[Short exercise] Bring together all lines of the material below that contain the string "will".

* start *

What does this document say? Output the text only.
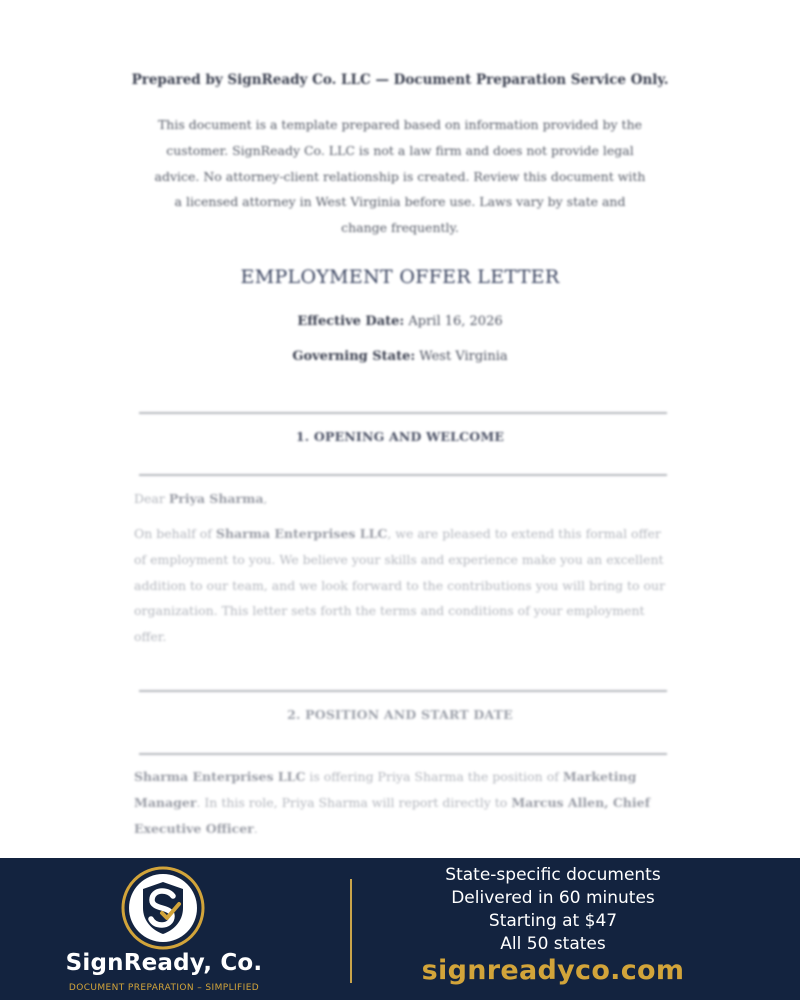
Prepared by SignReady Co. LLC — Document Preparation Service Only.
This document is a template prepared based on information provided by the customer. SignReady Co. LLC is not a law firm and does not provide legal advice. No attorney-client relationship is created. Review this document with a licensed attorney in West Virginia before use. Laws vary by state and change frequently.
EMPLOYMENT OFFER LETTER
Effective Date: April 16, 2026
Governing State: West Virginia
1. OPENING AND WELCOME
Dear Priya Sharma,
On behalf of Sharma Enterprises LLC, we are pleased to extend this formal offer of employment to you. We believe your skills and experience make you an excellent addition to our team, and we look forward to the contributions you will bring to our organization. This letter sets forth the terms and conditions of your employment offer.
2. POSITION AND START DATE
Sharma Enterprises LLC is offering Priya Sharma the position of Marketing Manager. In this role, Priya Sharma will report directly to Marcus Allen, Chief Executive Officer.
SignReady, Co.
DOCUMENT PREPARATION – SIMPLIFIED
State-specific documents
Delivered in 60 minutes
Starting at $47
All 50 states
signreadyco.com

* end *

[Answer to the problem]
On behalf of Sharma Enterprises LLC, we are pleased to extend this formal offer of employment to you. We believe your skills and experience make you an excellent addition to our team, and we look forward to the contributions you will bring to our organization. This letter sets forth the terms and conditions of your employment offer.
Sharma Enterprises LLC is offering Priya Sharma the position of Marketing Manager. In this role, Priya Sharma will report directly to Marcus Allen, Chief Executive Officer.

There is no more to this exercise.